→ Problem to solve:
Turn the entries below, from the first line through the line containing "bar-segment-2019-bin-1 [141, 628, 177, 655]" (both included), into a JSON list of strings with one string per line and no blank lines.

→ Material for this exercise:
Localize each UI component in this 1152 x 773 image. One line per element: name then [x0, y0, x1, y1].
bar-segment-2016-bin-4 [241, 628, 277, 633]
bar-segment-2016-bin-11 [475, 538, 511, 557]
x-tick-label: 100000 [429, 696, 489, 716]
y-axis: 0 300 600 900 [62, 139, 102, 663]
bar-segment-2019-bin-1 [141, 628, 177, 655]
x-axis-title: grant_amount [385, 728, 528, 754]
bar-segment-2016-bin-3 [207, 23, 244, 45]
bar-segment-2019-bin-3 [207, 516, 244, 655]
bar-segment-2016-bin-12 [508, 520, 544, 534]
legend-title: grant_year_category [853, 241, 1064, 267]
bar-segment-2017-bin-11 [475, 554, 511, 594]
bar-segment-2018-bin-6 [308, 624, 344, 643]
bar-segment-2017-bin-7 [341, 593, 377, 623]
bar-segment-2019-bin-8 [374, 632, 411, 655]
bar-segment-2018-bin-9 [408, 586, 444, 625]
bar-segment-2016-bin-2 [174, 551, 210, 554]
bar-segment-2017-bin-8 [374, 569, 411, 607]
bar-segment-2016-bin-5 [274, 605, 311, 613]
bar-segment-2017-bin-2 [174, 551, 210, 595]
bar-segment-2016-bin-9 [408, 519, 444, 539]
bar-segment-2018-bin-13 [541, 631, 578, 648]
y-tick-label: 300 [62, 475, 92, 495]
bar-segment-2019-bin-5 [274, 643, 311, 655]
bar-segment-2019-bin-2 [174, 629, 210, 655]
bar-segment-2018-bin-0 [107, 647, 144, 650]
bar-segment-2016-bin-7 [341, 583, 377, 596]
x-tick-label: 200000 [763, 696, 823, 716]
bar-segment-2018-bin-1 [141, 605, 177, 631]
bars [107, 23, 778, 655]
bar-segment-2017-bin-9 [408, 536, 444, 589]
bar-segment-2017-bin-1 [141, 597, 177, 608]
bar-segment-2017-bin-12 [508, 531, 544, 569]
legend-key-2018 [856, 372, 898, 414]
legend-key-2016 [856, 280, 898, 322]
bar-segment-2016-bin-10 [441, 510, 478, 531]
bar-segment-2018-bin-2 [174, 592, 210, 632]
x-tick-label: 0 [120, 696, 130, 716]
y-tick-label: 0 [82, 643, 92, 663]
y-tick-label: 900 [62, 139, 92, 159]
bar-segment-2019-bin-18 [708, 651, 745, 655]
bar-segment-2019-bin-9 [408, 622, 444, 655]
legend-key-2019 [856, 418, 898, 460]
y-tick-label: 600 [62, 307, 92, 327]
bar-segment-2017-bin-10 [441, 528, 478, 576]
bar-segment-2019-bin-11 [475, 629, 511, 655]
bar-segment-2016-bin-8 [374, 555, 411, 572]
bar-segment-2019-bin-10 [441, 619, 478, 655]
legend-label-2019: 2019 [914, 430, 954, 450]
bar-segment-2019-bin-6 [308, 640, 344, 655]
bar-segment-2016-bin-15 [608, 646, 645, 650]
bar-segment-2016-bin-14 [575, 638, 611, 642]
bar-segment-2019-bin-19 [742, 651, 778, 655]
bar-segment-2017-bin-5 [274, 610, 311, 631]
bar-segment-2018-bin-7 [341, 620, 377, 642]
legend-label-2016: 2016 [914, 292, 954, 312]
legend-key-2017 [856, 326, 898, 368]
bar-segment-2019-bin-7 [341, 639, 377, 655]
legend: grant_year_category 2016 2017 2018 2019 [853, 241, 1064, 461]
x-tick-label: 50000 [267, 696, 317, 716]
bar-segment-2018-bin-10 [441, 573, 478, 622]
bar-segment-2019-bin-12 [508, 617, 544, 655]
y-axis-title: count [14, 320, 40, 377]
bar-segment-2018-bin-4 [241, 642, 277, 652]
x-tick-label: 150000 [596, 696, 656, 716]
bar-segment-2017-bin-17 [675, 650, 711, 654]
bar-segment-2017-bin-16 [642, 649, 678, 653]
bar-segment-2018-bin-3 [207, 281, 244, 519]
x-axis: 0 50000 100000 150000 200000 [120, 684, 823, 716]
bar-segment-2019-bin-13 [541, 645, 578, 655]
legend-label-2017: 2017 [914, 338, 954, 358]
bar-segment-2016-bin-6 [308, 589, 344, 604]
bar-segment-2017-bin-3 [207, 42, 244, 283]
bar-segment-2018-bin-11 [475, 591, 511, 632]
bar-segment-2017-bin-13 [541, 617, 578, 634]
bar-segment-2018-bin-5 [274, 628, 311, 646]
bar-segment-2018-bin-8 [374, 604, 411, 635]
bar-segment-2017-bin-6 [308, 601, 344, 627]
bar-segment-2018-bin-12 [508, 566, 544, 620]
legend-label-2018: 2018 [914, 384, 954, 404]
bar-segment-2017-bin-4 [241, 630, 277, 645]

→ Exercise answer:
[
  "Localize each UI component in this 1152 x 773 image. One line per element: name then [x0, y0, x1, y1].",
  "bar-segment-2016-bin-4 [241, 628, 277, 633]",
  "bar-segment-2016-bin-11 [475, 538, 511, 557]",
  "x-tick-label: 100000 [429, 696, 489, 716]",
  "y-axis: 0 300 600 900 [62, 139, 102, 663]",
  "bar-segment-2019-bin-1 [141, 628, 177, 655]"
]